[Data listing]
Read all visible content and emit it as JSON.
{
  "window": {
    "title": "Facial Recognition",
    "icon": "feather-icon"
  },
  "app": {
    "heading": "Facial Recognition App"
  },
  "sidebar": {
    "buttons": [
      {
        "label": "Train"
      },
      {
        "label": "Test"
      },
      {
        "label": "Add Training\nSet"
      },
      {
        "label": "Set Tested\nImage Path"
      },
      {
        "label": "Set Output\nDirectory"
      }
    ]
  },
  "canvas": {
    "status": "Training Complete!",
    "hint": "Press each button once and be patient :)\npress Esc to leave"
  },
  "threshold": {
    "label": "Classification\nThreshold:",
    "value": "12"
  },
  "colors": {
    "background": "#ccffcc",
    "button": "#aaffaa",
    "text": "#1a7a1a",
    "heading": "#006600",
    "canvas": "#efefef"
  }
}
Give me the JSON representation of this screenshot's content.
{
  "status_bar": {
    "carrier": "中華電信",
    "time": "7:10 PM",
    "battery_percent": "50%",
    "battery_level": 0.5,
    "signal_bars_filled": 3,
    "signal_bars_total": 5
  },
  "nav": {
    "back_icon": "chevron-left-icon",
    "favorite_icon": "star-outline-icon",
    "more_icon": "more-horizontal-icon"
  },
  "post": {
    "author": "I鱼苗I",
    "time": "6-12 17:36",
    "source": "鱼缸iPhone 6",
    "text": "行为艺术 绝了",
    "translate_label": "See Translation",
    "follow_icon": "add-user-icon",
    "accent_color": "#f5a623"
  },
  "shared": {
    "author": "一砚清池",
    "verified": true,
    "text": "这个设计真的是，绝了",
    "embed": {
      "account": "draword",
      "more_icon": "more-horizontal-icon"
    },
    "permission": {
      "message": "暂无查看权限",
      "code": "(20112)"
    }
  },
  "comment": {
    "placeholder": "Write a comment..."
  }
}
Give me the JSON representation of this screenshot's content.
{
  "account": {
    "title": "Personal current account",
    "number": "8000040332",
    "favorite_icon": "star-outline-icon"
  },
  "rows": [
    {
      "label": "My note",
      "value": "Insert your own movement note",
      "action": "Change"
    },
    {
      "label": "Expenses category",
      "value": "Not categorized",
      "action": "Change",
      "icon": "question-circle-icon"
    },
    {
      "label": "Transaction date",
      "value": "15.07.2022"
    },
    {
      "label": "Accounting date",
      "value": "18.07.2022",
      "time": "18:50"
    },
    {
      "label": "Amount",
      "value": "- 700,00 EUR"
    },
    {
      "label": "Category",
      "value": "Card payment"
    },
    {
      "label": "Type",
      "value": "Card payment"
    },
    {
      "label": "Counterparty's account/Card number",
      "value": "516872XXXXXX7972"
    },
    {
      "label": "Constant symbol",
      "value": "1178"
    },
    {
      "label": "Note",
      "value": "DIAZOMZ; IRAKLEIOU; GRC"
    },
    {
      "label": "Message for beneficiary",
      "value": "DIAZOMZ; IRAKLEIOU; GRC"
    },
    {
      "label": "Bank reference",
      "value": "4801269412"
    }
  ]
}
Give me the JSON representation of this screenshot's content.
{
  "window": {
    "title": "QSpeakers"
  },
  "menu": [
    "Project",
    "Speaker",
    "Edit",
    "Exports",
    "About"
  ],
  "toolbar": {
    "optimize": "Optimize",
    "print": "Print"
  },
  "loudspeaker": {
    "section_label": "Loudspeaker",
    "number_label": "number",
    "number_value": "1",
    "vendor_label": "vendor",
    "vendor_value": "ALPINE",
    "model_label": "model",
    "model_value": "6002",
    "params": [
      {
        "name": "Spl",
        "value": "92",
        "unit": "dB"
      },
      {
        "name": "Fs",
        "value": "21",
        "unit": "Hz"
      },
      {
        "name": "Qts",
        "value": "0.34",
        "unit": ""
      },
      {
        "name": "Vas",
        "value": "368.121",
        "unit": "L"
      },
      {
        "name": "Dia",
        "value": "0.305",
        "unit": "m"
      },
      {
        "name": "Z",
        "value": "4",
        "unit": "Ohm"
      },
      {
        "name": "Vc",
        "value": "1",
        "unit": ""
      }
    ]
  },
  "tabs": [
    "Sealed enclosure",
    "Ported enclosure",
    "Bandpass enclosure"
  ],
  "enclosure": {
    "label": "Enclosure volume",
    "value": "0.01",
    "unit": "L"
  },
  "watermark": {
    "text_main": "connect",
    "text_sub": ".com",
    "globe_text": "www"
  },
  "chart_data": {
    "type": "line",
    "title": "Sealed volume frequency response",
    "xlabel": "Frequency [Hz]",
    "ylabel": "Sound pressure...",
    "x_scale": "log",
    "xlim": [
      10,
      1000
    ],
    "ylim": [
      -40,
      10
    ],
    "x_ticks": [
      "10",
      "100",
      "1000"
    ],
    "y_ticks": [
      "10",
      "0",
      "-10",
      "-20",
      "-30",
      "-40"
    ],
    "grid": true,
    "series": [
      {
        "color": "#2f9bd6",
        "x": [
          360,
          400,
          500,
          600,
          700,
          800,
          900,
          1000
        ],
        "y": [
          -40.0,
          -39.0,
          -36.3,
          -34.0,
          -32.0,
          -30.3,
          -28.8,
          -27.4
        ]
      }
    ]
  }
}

What you will do: Collect the lines of the records that include the string "comment".

The result:
  "comment": {
    "placeholder": "Write a comment..."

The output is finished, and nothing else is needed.